Your instructions: Below is some material; transcribe all of it exactly.

Stored records:
►
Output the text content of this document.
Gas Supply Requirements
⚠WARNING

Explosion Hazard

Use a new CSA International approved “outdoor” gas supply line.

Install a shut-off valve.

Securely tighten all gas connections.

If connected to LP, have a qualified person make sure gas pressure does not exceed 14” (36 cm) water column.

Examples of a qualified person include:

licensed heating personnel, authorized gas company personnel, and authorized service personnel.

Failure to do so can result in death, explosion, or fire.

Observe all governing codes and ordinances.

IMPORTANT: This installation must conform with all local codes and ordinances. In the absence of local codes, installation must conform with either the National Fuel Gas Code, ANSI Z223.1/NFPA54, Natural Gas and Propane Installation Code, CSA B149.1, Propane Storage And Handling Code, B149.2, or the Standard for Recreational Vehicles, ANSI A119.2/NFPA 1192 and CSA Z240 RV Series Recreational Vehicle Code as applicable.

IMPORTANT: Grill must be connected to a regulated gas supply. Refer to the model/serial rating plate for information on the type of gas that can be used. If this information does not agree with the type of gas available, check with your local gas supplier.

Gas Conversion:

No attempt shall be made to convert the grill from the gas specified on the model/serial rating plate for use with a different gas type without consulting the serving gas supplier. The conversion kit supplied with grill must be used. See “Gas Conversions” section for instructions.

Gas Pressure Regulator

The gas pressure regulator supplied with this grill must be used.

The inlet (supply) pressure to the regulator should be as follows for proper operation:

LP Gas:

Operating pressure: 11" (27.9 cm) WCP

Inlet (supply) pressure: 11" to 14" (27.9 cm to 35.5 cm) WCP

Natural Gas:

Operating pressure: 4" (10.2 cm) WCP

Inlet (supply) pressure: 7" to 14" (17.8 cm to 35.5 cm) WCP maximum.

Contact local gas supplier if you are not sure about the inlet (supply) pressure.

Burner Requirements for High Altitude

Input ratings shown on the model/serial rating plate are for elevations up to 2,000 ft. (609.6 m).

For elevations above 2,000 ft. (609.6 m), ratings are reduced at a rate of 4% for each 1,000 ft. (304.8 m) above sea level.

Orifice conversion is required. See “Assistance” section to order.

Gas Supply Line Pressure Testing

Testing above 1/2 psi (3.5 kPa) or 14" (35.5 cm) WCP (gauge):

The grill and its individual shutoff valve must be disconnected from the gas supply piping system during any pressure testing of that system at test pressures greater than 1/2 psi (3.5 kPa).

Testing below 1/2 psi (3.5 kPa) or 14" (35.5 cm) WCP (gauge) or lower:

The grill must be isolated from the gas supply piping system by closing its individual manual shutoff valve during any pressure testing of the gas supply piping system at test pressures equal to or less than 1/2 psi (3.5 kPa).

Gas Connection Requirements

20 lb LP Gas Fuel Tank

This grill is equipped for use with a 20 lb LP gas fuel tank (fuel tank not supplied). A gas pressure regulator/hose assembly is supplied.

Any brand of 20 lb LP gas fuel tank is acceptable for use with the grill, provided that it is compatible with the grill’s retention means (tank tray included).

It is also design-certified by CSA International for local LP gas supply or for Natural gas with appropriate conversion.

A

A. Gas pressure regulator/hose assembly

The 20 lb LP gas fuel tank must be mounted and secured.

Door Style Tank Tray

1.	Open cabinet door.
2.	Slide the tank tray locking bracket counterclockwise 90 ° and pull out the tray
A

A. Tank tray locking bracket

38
◄
The response:
Output the text content of this document.
Gas Supply Requirements
⚠WARNING

Explosion Hazard

Use a new CSA International approved “outdoor” gas supply line.

Install a shut-off valve.

Securely tighten all gas connections.

If connected to LP, have a qualified person make sure gas pressure does not exceed 14” (36 cm) water column.

Examples of a qualified person include:

licensed heating personnel, authorized gas company personnel, and authorized service personnel.

Failure to do so can result in death, explosion, or fire.

Observe all governing codes and ordinances.

IMPORTANT: This installation must conform with all local codes and ordinances. In the absence of local codes, installation must conform with either the National Fuel Gas Code, ANSI Z223.1/NFPA54, Natural Gas and Propane Installation Code, CSA B149.1, Propane Storage And Handling Code, B149.2, or the Standard for Recreational Vehicles, ANSI A119.2/NFPA 1192 and CSA Z240 RV Series Recreational Vehicle Code as applicable.

IMPORTANT: Grill must be connected to a regulated gas supply. Refer to the model/serial rating plate for information on the type of gas that can be used. If this information does not agree with the type of gas available, check with your local gas supplier.

Gas Conversion:

No attempt shall be made to convert the grill from the gas specified on the model/serial rating plate for use with a different gas type without consulting the serving gas supplier. The conversion kit supplied with grill must be used. See “Gas Conversions” section for instructions.

Gas Pressure Regulator

The gas pressure regulator supplied with this grill must be used.

The inlet (supply) pressure to the regulator should be as follows for proper operation:

LP Gas:

Operating pressure: 11" (27.9 cm) WCP

Inlet (supply) pressure: 11" to 14" (27.9 cm to 35.5 cm) WCP

Natural Gas:

Operating pressure: 4" (10.2 cm) WCP

Inlet (supply) pressure: 7" to 14" (17.8 cm to 35.5 cm) WCP maximum.

Contact local gas supplier if you are not sure about the inlet (supply) pressure.

Burner Requirements for High Altitude

Input ratings shown on the model/serial rating plate are for elevations up to 2,000 ft. (609.6 m).

For elevations above 2,000 ft. (609.6 m), ratings are reduced at a rate of 4% for each 1,000 ft. (304.8 m) above sea level.

Orifice conversion is required. See “Assistance” section to order.

Gas Supply Line Pressure Testing

Testing above 1/2 psi (3.5 kPa) or 14" (35.5 cm) WCP (gauge):

The grill and its individual shutoff valve must be disconnected from the gas supply piping system during any pressure testing of that system at test pressures greater than 1/2 psi (3.5 kPa).

Testing below 1/2 psi (3.5 kPa) or 14" (35.5 cm) WCP (gauge) or lower:

The grill must be isolated from the gas supply piping system by closing its individual manual shutoff valve during any pressure testing of the gas supply piping system at test pressures equal to or less than 1/2 psi (3.5 kPa).

Gas Connection Requirements

20 lb LP Gas Fuel Tank

This grill is equipped for use with a 20 lb LP gas fuel tank (fuel tank not supplied). A gas pressure regulator/hose assembly is supplied.

Any brand of 20 lb LP gas fuel tank is acceptable for use with the grill, provided that it is compatible with the grill’s retention means (tank tray included).

It is also design-certified by CSA International for local LP gas supply or for Natural gas with appropriate conversion.

A

A. Gas pressure regulator/hose assembly

The 20 lb LP gas fuel tank must be mounted and secured.

Door Style Tank Tray

1.	Open cabinet door.
2.	Slide the tank tray locking bracket counterclockwise 90 ° and pull out the tray
A

A. Tank tray locking bracket

38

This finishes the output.